What the task requires: For each line below that contains the string "Продажи", copy that line.

____

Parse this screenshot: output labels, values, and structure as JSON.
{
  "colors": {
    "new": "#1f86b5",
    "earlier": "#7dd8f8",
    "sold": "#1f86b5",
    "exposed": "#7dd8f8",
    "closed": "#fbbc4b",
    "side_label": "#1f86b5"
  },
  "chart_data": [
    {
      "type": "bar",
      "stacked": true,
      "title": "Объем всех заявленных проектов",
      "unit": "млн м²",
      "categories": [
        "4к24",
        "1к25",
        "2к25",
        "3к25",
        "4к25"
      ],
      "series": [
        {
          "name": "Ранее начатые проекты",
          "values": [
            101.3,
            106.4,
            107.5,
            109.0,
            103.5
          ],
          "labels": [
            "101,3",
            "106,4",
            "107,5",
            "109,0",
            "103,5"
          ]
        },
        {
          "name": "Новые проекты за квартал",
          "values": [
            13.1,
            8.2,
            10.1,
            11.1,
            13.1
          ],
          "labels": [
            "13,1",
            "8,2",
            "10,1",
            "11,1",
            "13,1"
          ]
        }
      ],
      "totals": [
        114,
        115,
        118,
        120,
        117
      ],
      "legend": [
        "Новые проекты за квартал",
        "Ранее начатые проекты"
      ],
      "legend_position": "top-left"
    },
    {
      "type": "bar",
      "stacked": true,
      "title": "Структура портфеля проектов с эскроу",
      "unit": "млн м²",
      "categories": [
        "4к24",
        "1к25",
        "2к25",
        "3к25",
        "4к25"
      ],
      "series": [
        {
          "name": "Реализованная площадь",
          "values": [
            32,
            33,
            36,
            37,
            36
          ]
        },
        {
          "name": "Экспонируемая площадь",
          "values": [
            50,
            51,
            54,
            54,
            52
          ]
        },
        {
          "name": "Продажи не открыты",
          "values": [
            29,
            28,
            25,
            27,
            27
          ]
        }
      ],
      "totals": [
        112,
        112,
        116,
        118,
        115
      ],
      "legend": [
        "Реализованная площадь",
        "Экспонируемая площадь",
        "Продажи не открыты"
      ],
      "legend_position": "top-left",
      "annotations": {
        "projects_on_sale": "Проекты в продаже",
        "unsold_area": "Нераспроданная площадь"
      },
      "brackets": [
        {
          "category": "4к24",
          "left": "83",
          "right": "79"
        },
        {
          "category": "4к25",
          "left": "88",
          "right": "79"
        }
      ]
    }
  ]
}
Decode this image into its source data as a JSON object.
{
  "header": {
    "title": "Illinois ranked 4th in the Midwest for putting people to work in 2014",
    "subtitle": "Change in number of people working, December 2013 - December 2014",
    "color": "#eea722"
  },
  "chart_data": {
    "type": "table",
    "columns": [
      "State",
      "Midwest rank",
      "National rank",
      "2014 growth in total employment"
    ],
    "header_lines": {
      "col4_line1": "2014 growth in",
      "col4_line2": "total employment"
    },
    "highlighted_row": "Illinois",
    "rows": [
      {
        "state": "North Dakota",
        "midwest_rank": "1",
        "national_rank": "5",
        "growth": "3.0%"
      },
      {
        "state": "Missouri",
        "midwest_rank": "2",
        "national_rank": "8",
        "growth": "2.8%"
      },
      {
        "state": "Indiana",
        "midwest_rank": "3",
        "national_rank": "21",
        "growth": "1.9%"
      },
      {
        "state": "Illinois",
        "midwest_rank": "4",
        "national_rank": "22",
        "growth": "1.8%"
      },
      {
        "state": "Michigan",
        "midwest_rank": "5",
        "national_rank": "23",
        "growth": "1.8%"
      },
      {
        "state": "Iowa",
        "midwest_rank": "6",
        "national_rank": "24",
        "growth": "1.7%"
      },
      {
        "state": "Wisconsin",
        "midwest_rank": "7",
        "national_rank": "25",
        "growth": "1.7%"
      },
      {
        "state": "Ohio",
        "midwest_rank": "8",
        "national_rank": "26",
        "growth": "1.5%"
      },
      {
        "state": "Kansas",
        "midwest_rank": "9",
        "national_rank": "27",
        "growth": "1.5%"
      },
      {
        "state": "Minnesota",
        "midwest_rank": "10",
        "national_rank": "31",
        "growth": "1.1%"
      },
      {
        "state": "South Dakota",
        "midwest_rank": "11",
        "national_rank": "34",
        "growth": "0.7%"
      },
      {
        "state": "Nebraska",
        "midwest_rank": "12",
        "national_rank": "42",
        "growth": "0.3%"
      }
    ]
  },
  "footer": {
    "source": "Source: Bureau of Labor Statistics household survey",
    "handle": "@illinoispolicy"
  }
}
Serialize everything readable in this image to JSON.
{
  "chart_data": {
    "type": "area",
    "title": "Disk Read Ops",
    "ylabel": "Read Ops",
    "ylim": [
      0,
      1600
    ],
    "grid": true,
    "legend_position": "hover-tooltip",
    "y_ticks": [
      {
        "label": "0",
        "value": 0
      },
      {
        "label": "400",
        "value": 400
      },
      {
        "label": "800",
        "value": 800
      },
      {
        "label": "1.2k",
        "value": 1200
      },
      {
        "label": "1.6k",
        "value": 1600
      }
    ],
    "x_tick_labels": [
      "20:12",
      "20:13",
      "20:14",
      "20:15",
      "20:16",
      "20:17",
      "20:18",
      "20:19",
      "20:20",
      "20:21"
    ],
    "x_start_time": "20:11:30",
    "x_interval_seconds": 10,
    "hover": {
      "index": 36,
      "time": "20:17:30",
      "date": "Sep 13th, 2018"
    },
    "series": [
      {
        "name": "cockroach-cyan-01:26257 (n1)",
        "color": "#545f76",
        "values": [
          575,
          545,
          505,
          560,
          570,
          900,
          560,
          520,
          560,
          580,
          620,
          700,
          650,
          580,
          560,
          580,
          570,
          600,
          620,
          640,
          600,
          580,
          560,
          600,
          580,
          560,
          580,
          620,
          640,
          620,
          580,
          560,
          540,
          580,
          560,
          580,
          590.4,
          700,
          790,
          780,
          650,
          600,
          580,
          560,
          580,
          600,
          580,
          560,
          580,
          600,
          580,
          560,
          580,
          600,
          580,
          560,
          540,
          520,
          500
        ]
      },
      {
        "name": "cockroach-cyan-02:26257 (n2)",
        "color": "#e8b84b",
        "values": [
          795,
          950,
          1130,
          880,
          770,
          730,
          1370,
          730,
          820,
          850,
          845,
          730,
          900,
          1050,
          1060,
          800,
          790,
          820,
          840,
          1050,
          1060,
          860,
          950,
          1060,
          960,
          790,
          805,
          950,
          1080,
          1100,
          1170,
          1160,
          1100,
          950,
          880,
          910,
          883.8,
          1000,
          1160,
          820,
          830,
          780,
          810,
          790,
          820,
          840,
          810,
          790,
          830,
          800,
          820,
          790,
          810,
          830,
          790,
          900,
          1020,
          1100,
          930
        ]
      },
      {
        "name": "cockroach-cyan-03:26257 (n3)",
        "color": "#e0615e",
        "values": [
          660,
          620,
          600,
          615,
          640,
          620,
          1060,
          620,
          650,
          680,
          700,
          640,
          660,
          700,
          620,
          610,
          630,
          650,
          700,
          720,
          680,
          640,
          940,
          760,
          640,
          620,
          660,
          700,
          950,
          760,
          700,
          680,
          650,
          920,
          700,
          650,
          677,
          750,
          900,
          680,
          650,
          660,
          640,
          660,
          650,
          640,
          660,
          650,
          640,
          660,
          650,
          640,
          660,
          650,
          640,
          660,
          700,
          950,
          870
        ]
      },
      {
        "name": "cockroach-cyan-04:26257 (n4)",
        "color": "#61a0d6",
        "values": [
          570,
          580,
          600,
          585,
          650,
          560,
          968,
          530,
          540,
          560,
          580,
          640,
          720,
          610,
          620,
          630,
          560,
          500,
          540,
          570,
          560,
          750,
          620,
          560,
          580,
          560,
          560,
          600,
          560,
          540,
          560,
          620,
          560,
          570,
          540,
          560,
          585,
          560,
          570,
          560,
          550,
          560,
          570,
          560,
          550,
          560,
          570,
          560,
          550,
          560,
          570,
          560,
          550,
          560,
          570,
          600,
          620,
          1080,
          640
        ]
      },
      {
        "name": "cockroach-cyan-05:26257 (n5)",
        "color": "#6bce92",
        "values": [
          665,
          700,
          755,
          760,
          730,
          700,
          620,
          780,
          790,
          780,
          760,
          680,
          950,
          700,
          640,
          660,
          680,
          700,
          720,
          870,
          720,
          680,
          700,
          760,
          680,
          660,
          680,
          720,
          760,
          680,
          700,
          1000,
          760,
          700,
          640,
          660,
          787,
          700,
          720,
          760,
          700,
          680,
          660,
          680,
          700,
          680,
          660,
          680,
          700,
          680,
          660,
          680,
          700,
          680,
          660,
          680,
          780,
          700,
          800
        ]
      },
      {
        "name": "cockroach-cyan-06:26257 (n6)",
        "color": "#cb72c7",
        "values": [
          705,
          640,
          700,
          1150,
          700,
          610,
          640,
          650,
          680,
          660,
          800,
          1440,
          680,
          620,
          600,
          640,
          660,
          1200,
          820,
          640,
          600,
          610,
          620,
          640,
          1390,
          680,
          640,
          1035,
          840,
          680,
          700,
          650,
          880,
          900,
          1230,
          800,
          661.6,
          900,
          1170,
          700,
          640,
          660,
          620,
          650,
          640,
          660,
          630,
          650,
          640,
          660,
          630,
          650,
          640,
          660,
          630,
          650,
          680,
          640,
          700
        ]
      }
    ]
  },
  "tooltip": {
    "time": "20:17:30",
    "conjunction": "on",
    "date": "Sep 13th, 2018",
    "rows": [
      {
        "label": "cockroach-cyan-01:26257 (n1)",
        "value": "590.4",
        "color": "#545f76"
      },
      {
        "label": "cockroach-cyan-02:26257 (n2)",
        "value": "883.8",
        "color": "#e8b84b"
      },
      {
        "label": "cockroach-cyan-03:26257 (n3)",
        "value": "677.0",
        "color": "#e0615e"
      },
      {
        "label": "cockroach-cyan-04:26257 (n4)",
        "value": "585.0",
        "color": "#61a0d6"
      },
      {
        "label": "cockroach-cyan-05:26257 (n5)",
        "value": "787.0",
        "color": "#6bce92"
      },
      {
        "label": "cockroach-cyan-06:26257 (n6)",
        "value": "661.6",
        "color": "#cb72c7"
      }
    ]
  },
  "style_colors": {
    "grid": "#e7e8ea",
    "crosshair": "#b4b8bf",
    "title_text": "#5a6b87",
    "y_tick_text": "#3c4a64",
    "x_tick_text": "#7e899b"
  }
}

____

Exercise solution:
          "name": "Продажи не открыты",
        "Продажи не открыты"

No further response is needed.